*SUPPLIED DATA*:

########

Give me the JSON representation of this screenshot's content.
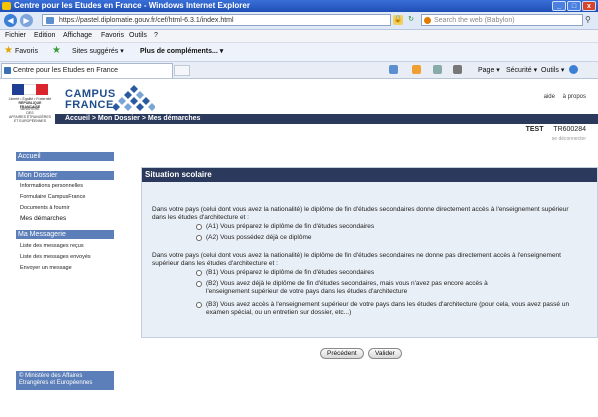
{
  "browser": {
    "title": "Centre pour les Etudes en France - Windows Internet Explorer",
    "url": "https://pastel.diplomatie.gouv.fr/cef/html-6.3.1/index.html",
    "search_placeholder": "Search the web (Babylon)",
    "menu": [
      "Fichier",
      "Edition",
      "Affichage",
      "Favoris",
      "Outils",
      "?"
    ],
    "favorites": {
      "favoris": "Favoris",
      "sites_suggeres": "Sites suggérés ▾",
      "plus_complements": "Plus de compléments... ▾"
    },
    "tab_title": "Centre pour les Etudes en France",
    "commands": {
      "page": "Page ▾",
      "securite": "Sécurité ▾",
      "outils": "Outils ▾"
    },
    "window_buttons": {
      "minimize": "_",
      "maximize": "□",
      "close": "x"
    }
  },
  "site": {
    "logo_text_line1": "CAMPUS",
    "logo_text_line2": "FRANCE",
    "emblem": {
      "line1": "Liberté • Égalité • Fraternité",
      "line2": "RÉPUBLIQUE FRANÇAISE",
      "line3": "MINISTÈRE",
      "line4": "DES",
      "line5": "AFFAIRES ÉTRANGÈRES",
      "line6": "ET EUROPÉENNES"
    },
    "top_links": [
      "aide",
      "à propos"
    ],
    "breadcrumb": "Accueil > Mon Dossier > Mes démarches",
    "user": {
      "name": "TEST",
      "id": "TR600284"
    },
    "disconnect": "se déconnecter"
  },
  "sidebar": {
    "accueil": "Accueil",
    "mon_dossier": "Mon Dossier",
    "dossier_links": [
      "Informations personnelles",
      "Formulaire CampusFrance",
      "Documents à fournir",
      "Mes démarches"
    ],
    "ma_messagerie": "Ma Messagerie",
    "message_links": [
      "Liste des messages reçus",
      "Liste des messages envoyés",
      "Envoyer un message"
    ],
    "footer": "© Ministère des Affaires Etrangères et Européennes"
  },
  "panel": {
    "title": "Situation scolaire",
    "q1": "Dans votre pays (celui dont vous avez la nationalité) le diplôme de fin d'études secondaires donne directement accès à l'enseignement supérieur dans les études d'architecture et :",
    "a1": "(A1) Vous préparez le diplôme de fin d'études secondaires",
    "a2": "(A2) Vous possédez déjà ce diplôme",
    "q2": "Dans votre pays (celui dont vous avez la nationalité) le diplôme de fin d'études secondaires ne donne pas directement accès à l'enseignement supérieur dans les études d'architecture et :",
    "b1": "(B1) Vous préparez le diplôme de fin d'études secondaires",
    "b2": "(B2) Vous avez déjà le diplôme de fin d'études secondaires, mais vous n'avez pas encore accès à l'enseignement supérieur de votre pays dans les études d'architecture",
    "b3": "(B3) Vous avez accès à l'enseignement supérieur de votre pays dans les études d'architecture (pour cela, vous avez passé un examen spécial, ou un entretien sur dossier, etc...)"
  },
  "buttons": {
    "previous": "Précédent",
    "next": "Valider"
  },
  "colors": {
    "navy": "#2b3a5c",
    "sidebar_blue": "#5c7fb9",
    "panel_bg": "#e9eff6"
  }
}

########

*GIVEN REQUEST*: Take every line from the records above that has the word "directement" and copy it.

*FINAL RESULT*:
    "q1": "Dans votre pays (celui dont vous avez la nationalité) le diplôme de fin d'études secondaires donne directement accès à l'enseignement supérieur dans les études d'architecture et :",
    "q2": "Dans votre pays (celui dont vous avez la nationalité) le diplôme de fin d'études secondaires ne donne pas directement accès à l'enseignement supérieur dans les études d'architecture et :",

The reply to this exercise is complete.